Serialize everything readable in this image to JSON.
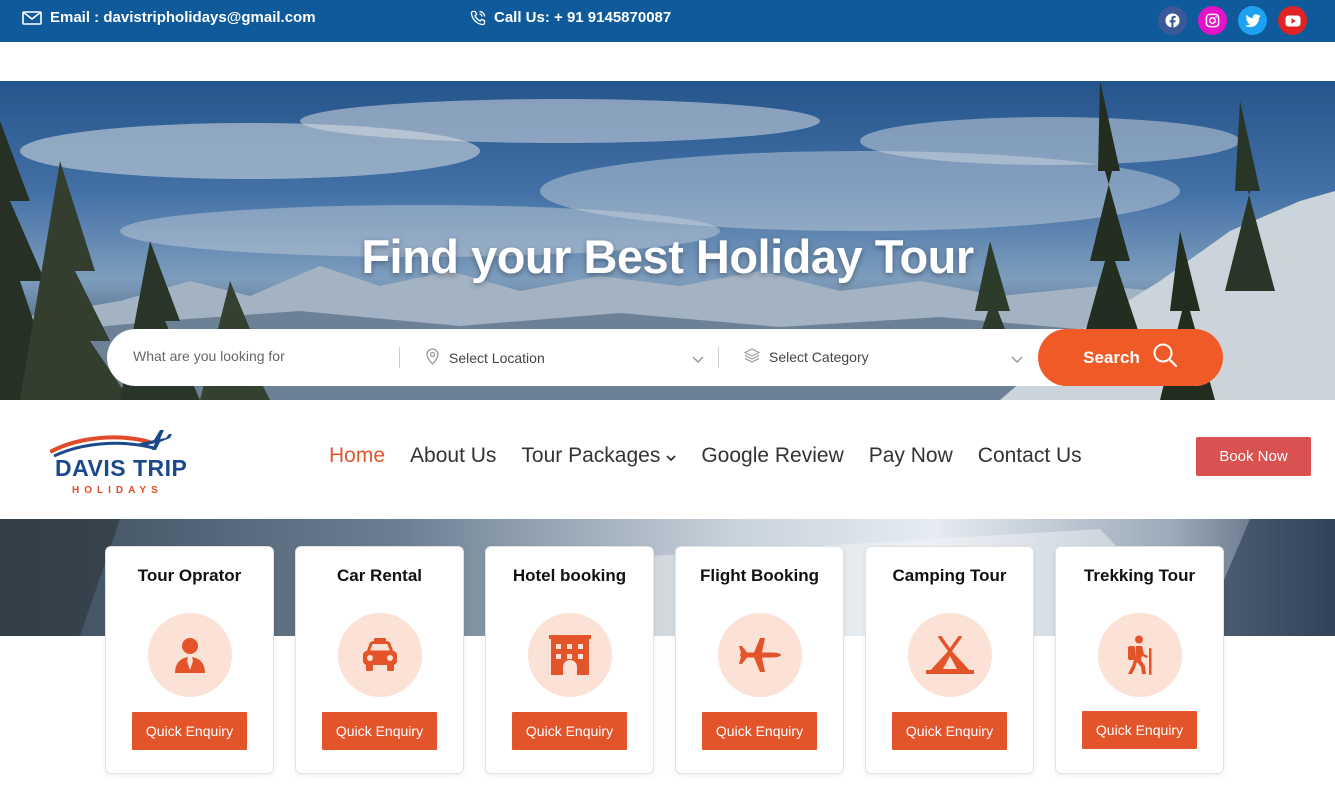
{
  "topbar": {
    "email": "Email : davistripholidays@gmail.com",
    "phone": "Call Us: + 91 9145870087",
    "socials": [
      "facebook-icon",
      "instagram-icon",
      "twitter-icon",
      "youtube-icon"
    ],
    "color": "#0e5a9a"
  },
  "hero": {
    "title": "Find your Best Holiday Tour",
    "search": {
      "placeholder": "What are you looking for",
      "location": "Select Location",
      "category": "Select Category",
      "button": "Search"
    }
  },
  "header": {
    "logo_main": "DAVIS TRIP",
    "logo_sub": "HOLIDAYS",
    "nav": [
      "Home",
      "About Us",
      "Tour Packages",
      "Google Review",
      "Pay Now",
      "Contact Us"
    ],
    "active_nav": "Home",
    "cta": "Book Now"
  },
  "services": [
    {
      "title": "Tour Oprator",
      "icon": "user-tie-icon",
      "button": "Quick Enquiry"
    },
    {
      "title": "Car Rental",
      "icon": "car-icon",
      "button": "Quick Enquiry"
    },
    {
      "title": "Hotel booking",
      "icon": "hotel-icon",
      "button": "Quick Enquiry"
    },
    {
      "title": "Flight Booking",
      "icon": "plane-icon",
      "button": "Quick Enquiry"
    },
    {
      "title": "Camping Tour",
      "icon": "tent-icon",
      "button": "Quick Enquiry"
    },
    {
      "title": "Trekking Tour",
      "icon": "hiker-icon",
      "button": "Quick Enquiry"
    }
  ],
  "colors": {
    "accent": "#ef5a27",
    "brand_blue": "#1a4a8c",
    "cta": "#d9524f"
  }
}
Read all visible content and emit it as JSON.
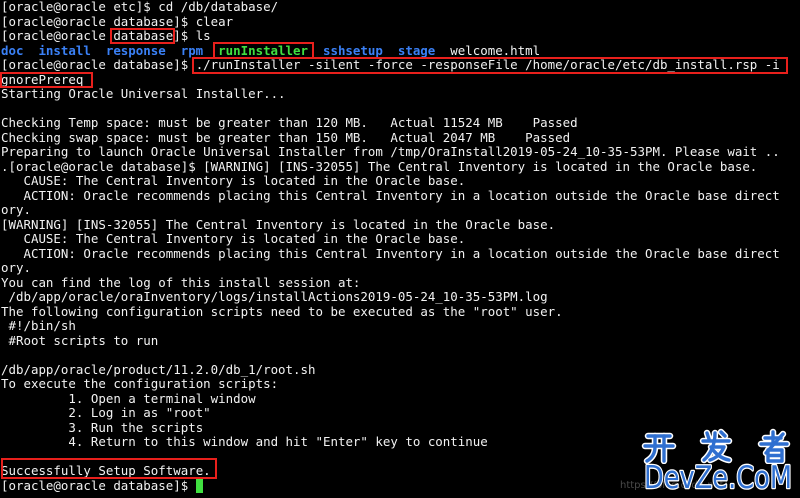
#####
◆ The problem ◆
Leave the pictures out and copy the rest of the data exactly.

◆ Solution to this exercise ◆
Serialize everything readable in this image to JSON.
{
  "topbar": {
    "email": "Email : davistripholidays@gmail.com",
    "phone": "Call Us: + 91 9145870087",
    "socials": [
      "facebook-icon",
      "instagram-icon",
      "twitter-icon",
      "youtube-icon"
    ],
    "color": "#0e5a9a"
  },
  "hero": {
    "title": "Find your Best Holiday Tour",
    "search": {
      "placeholder": "What are you looking for",
      "location": "Select Location",
      "category": "Select Category",
      "button": "Search"
    }
  },
  "header": {
    "logo_main": "DAVIS TRIP",
    "logo_sub": "HOLIDAYS",
    "nav": [
      "Home",
      "About Us",
      "Tour Packages",
      "Google Review",
      "Pay Now",
      "Contact Us"
    ],
    "active_nav": "Home",
    "cta": "Book Now"
  },
  "services": [
    {
      "title": "Tour Oprator",
      "icon": "user-tie-icon",
      "button": "Quick Enquiry"
    },
    {
      "title": "Car Rental",
      "icon": "car-icon",
      "button": "Quick Enquiry"
    },
    {
      "title": "Hotel booking",
      "icon": "hotel-icon",
      "button": "Quick Enquiry"
    },
    {
      "title": "Flight Booking",
      "icon": "plane-icon",
      "button": "Quick Enquiry"
    },
    {
      "title": "Camping Tour",
      "icon": "tent-icon",
      "button": "Quick Enquiry"
    },
    {
      "title": "Trekking Tour",
      "icon": "hiker-icon",
      "button": "Quick Enquiry"
    }
  ],
  "colors": {
    "accent": "#ef5a27",
    "brand_blue": "#1a4a8c",
    "cta": "#d9524f"
  }
}
Read all visible content and emit it as JSON.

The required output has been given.